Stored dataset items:

+ + +

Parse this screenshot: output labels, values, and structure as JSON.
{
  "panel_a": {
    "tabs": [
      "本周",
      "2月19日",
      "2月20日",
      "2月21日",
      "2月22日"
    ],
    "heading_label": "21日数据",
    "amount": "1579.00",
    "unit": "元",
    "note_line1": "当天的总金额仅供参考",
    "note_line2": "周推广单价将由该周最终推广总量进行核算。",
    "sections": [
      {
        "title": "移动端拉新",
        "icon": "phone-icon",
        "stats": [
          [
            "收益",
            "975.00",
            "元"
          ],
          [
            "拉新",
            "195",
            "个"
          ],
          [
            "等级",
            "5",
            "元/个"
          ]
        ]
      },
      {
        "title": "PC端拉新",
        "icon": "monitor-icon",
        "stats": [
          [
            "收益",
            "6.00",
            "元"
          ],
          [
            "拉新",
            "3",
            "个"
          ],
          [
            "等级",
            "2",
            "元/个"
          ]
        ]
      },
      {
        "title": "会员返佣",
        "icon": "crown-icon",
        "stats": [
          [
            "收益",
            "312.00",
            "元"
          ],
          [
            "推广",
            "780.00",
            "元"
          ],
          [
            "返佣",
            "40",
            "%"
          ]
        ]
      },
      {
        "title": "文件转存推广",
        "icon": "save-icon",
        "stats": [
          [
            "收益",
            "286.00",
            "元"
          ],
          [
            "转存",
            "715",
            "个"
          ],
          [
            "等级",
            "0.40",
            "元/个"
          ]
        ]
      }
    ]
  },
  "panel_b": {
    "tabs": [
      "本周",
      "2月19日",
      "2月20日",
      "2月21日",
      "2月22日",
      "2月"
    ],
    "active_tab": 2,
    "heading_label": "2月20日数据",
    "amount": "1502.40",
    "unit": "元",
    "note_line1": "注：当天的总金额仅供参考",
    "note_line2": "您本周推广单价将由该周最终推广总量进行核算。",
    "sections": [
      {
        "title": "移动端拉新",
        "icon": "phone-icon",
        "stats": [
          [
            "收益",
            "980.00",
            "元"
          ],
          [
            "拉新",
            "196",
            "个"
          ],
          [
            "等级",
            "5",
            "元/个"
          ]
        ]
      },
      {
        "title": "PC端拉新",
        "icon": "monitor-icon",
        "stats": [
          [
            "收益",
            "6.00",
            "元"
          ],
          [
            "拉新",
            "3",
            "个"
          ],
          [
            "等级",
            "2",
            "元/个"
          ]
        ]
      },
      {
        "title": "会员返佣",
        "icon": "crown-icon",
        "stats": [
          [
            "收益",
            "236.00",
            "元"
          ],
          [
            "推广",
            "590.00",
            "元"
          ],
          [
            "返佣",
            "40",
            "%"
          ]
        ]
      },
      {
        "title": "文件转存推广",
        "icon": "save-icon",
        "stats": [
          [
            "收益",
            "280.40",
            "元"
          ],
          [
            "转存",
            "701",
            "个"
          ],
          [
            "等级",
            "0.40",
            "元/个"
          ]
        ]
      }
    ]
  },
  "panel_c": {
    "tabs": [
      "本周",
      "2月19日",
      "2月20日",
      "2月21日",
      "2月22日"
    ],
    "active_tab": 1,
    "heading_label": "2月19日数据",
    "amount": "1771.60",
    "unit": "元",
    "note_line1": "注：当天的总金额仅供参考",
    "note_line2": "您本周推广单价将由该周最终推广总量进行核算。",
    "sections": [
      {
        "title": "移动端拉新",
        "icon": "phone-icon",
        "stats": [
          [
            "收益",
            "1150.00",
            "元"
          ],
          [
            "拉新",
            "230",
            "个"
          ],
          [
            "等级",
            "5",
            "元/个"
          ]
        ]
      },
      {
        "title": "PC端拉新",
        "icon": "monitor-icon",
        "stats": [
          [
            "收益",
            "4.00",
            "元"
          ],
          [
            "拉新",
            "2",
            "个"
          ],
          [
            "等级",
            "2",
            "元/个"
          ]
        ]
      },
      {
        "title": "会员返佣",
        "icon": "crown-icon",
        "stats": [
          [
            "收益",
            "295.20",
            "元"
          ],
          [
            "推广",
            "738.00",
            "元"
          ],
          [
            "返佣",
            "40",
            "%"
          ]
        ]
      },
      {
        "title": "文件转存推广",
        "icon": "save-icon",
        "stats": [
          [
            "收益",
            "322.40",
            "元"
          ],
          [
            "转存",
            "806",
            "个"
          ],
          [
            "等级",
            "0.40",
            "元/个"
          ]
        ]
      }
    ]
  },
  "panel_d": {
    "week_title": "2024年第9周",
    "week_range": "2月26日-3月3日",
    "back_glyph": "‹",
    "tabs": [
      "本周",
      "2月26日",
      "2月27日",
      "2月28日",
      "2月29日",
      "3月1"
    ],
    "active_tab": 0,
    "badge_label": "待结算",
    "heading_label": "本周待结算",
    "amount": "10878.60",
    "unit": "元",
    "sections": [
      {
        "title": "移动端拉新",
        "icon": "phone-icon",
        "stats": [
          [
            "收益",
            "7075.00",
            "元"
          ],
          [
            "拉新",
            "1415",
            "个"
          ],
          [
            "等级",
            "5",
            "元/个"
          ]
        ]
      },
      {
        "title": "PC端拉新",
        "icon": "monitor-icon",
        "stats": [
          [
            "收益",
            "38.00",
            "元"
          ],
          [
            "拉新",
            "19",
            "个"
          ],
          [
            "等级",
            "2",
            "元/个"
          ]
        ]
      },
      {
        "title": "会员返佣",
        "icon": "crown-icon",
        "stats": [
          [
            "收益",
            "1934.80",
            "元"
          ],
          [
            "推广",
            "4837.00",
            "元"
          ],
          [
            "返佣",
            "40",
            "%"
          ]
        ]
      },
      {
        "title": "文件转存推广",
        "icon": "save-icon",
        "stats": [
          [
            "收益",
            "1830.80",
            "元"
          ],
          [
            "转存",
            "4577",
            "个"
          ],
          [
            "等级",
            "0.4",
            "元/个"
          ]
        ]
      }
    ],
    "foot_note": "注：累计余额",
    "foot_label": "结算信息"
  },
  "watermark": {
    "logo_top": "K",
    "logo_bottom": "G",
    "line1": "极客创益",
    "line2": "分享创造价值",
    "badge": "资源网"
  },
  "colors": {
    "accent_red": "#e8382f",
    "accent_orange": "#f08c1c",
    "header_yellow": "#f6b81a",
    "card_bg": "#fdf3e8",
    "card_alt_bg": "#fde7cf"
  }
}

+ + +

* _Problem details_
Transcribe each entry precisely, missing none.

* _Final result_
Parse this screenshot: output labels, values, and structure as JSON.
{
  "panel_a": {
    "tabs": [
      "本周",
      "2月19日",
      "2月20日",
      "2月21日",
      "2月22日"
    ],
    "heading_label": "21日数据",
    "amount": "1579.00",
    "unit": "元",
    "note_line1": "当天的总金额仅供参考",
    "note_line2": "周推广单价将由该周最终推广总量进行核算。",
    "sections": [
      {
        "title": "移动端拉新",
        "icon": "phone-icon",
        "stats": [
          [
            "收益",
            "975.00",
            "元"
          ],
          [
            "拉新",
            "195",
            "个"
          ],
          [
            "等级",
            "5",
            "元/个"
          ]
        ]
      },
      {
        "title": "PC端拉新",
        "icon": "monitor-icon",
        "stats": [
          [
            "收益",
            "6.00",
            "元"
          ],
          [
            "拉新",
            "3",
            "个"
          ],
          [
            "等级",
            "2",
            "元/个"
          ]
        ]
      },
      {
        "title": "会员返佣",
        "icon": "crown-icon",
        "stats": [
          [
            "收益",
            "312.00",
            "元"
          ],
          [
            "推广",
            "780.00",
            "元"
          ],
          [
            "返佣",
            "40",
            "%"
          ]
        ]
      },
      {
        "title": "文件转存推广",
        "icon": "save-icon",
        "stats": [
          [
            "收益",
            "286.00",
            "元"
          ],
          [
            "转存",
            "715",
            "个"
          ],
          [
            "等级",
            "0.40",
            "元/个"
          ]
        ]
      }
    ]
  },
  "panel_b": {
    "tabs": [
      "本周",
      "2月19日",
      "2月20日",
      "2月21日",
      "2月22日",
      "2月"
    ],
    "active_tab": 2,
    "heading_label": "2月20日数据",
    "amount": "1502.40",
    "unit": "元",
    "note_line1": "注：当天的总金额仅供参考",
    "note_line2": "您本周推广单价将由该周最终推广总量进行核算。",
    "sections": [
      {
        "title": "移动端拉新",
        "icon": "phone-icon",
        "stats": [
          [
            "收益",
            "980.00",
            "元"
          ],
          [
            "拉新",
            "196",
            "个"
          ],
          [
            "等级",
            "5",
            "元/个"
          ]
        ]
      },
      {
        "title": "PC端拉新",
        "icon": "monitor-icon",
        "stats": [
          [
            "收益",
            "6.00",
            "元"
          ],
          [
            "拉新",
            "3",
            "个"
          ],
          [
            "等级",
            "2",
            "元/个"
          ]
        ]
      },
      {
        "title": "会员返佣",
        "icon": "crown-icon",
        "stats": [
          [
            "收益",
            "236.00",
            "元"
          ],
          [
            "推广",
            "590.00",
            "元"
          ],
          [
            "返佣",
            "40",
            "%"
          ]
        ]
      },
      {
        "title": "文件转存推广",
        "icon": "save-icon",
        "stats": [
          [
            "收益",
            "280.40",
            "元"
          ],
          [
            "转存",
            "701",
            "个"
          ],
          [
            "等级",
            "0.40",
            "元/个"
          ]
        ]
      }
    ]
  },
  "panel_c": {
    "tabs": [
      "本周",
      "2月19日",
      "2月20日",
      "2月21日",
      "2月22日"
    ],
    "active_tab": 1,
    "heading_label": "2月19日数据",
    "amount": "1771.60",
    "unit": "元",
    "note_line1": "注：当天的总金额仅供参考",
    "note_line2": "您本周推广单价将由该周最终推广总量进行核算。",
    "sections": [
      {
        "title": "移动端拉新",
        "icon": "phone-icon",
        "stats": [
          [
            "收益",
            "1150.00",
            "元"
          ],
          [
            "拉新",
            "230",
            "个"
          ],
          [
            "等级",
            "5",
            "元/个"
          ]
        ]
      },
      {
        "title": "PC端拉新",
        "icon": "monitor-icon",
        "stats": [
          [
            "收益",
            "4.00",
            "元"
          ],
          [
            "拉新",
            "2",
            "个"
          ],
          [
            "等级",
            "2",
            "元/个"
          ]
        ]
      },
      {
        "title": "会员返佣",
        "icon": "crown-icon",
        "stats": [
          [
            "收益",
            "295.20",
            "元"
          ],
          [
            "推广",
            "738.00",
            "元"
          ],
          [
            "返佣",
            "40",
            "%"
          ]
        ]
      },
      {
        "title": "文件转存推广",
        "icon": "save-icon",
        "stats": [
          [
            "收益",
            "322.40",
            "元"
          ],
          [
            "转存",
            "806",
            "个"
          ],
          [
            "等级",
            "0.40",
            "元/个"
          ]
        ]
      }
    ]
  },
  "panel_d": {
    "week_title": "2024年第9周",
    "week_range": "2月26日-3月3日",
    "back_glyph": "‹",
    "tabs": [
      "本周",
      "2月26日",
      "2月27日",
      "2月28日",
      "2月29日",
      "3月1"
    ],
    "active_tab": 0,
    "badge_label": "待结算",
    "heading_label": "本周待结算",
    "amount": "10878.60",
    "unit": "元",
    "sections": [
      {
        "title": "移动端拉新",
        "icon": "phone-icon",
        "stats": [
          [
            "收益",
            "7075.00",
            "元"
          ],
          [
            "拉新",
            "1415",
            "个"
          ],
          [
            "等级",
            "5",
            "元/个"
          ]
        ]
      },
      {
        "title": "PC端拉新",
        "icon": "monitor-icon",
        "stats": [
          [
            "收益",
            "38.00",
            "元"
          ],
          [
            "拉新",
            "19",
            "个"
          ],
          [
            "等级",
            "2",
            "元/个"
          ]
        ]
      },
      {
        "title": "会员返佣",
        "icon": "crown-icon",
        "stats": [
          [
            "收益",
            "1934.80",
            "元"
          ],
          [
            "推广",
            "4837.00",
            "元"
          ],
          [
            "返佣",
            "40",
            "%"
          ]
        ]
      },
      {
        "title": "文件转存推广",
        "icon": "save-icon",
        "stats": [
          [
            "收益",
            "1830.80",
            "元"
          ],
          [
            "转存",
            "4577",
            "个"
          ],
          [
            "等级",
            "0.4",
            "元/个"
          ]
        ]
      }
    ],
    "foot_note": "注：累计余额",
    "foot_label": "结算信息"
  },
  "watermark": {
    "logo_top": "K",
    "logo_bottom": "G",
    "line1": "极客创益",
    "line2": "分享创造价值",
    "badge": "资源网"
  },
  "colors": {
    "accent_red": "#e8382f",
    "accent_orange": "#f08c1c",
    "header_yellow": "#f6b81a",
    "card_bg": "#fdf3e8",
    "card_alt_bg": "#fde7cf"
  }
}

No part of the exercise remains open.